• Supplied records

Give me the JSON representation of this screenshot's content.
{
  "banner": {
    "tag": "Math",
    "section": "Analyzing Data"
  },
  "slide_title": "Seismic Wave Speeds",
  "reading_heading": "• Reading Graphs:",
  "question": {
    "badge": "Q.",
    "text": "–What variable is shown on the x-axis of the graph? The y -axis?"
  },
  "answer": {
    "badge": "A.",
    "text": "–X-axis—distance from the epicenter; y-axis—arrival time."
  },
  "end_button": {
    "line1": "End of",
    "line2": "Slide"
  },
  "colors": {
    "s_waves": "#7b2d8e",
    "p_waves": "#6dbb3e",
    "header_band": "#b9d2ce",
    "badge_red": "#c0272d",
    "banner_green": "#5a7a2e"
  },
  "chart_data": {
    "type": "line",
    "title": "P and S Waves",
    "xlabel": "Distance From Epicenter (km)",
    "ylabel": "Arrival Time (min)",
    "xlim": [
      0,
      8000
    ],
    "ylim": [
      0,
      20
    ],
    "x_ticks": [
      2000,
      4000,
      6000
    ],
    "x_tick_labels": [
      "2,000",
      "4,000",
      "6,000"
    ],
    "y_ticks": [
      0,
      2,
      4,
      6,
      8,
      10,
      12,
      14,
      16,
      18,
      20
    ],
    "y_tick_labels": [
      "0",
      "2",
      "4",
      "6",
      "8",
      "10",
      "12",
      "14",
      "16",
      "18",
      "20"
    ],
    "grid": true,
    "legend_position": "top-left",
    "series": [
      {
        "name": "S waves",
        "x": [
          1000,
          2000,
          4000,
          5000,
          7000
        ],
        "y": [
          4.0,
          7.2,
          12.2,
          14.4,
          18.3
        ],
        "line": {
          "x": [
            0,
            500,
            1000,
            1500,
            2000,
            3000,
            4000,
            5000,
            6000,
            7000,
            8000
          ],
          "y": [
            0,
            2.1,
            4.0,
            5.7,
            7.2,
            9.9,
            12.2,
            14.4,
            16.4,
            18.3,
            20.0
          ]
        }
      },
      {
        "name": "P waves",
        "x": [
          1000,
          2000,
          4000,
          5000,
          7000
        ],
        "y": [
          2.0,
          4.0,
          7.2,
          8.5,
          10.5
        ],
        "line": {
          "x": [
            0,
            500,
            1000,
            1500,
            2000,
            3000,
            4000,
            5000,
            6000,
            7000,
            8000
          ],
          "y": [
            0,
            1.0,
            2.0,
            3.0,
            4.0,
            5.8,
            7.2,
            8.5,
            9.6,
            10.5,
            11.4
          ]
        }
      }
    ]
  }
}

• Problem requirements
Output all records verbatim.

• Output of the exercise
Give me the JSON representation of this screenshot's content.
{
  "banner": {
    "tag": "Math",
    "section": "Analyzing Data"
  },
  "slide_title": "Seismic Wave Speeds",
  "reading_heading": "• Reading Graphs:",
  "question": {
    "badge": "Q.",
    "text": "–What variable is shown on the x-axis of the graph? The y -axis?"
  },
  "answer": {
    "badge": "A.",
    "text": "–X-axis—distance from the epicenter; y-axis—arrival time."
  },
  "end_button": {
    "line1": "End of",
    "line2": "Slide"
  },
  "colors": {
    "s_waves": "#7b2d8e",
    "p_waves": "#6dbb3e",
    "header_band": "#b9d2ce",
    "badge_red": "#c0272d",
    "banner_green": "#5a7a2e"
  },
  "chart_data": {
    "type": "line",
    "title": "P and S Waves",
    "xlabel": "Distance From Epicenter (km)",
    "ylabel": "Arrival Time (min)",
    "xlim": [
      0,
      8000
    ],
    "ylim": [
      0,
      20
    ],
    "x_ticks": [
      2000,
      4000,
      6000
    ],
    "x_tick_labels": [
      "2,000",
      "4,000",
      "6,000"
    ],
    "y_ticks": [
      0,
      2,
      4,
      6,
      8,
      10,
      12,
      14,
      16,
      18,
      20
    ],
    "y_tick_labels": [
      "0",
      "2",
      "4",
      "6",
      "8",
      "10",
      "12",
      "14",
      "16",
      "18",
      "20"
    ],
    "grid": true,
    "legend_position": "top-left",
    "series": [
      {
        "name": "S waves",
        "x": [
          1000,
          2000,
          4000,
          5000,
          7000
        ],
        "y": [
          4.0,
          7.2,
          12.2,
          14.4,
          18.3
        ],
        "line": {
          "x": [
            0,
            500,
            1000,
            1500,
            2000,
            3000,
            4000,
            5000,
            6000,
            7000,
            8000
          ],
          "y": [
            0,
            2.1,
            4.0,
            5.7,
            7.2,
            9.9,
            12.2,
            14.4,
            16.4,
            18.3,
            20.0
          ]
        }
      },
      {
        "name": "P waves",
        "x": [
          1000,
          2000,
          4000,
          5000,
          7000
        ],
        "y": [
          2.0,
          4.0,
          7.2,
          8.5,
          10.5
        ],
        "line": {
          "x": [
            0,
            500,
            1000,
            1500,
            2000,
            3000,
            4000,
            5000,
            6000,
            7000,
            8000
          ],
          "y": [
            0,
            1.0,
            2.0,
            3.0,
            4.0,
            5.8,
            7.2,
            8.5,
            9.6,
            10.5,
            11.4
          ]
        }
      }
    ]
  }
}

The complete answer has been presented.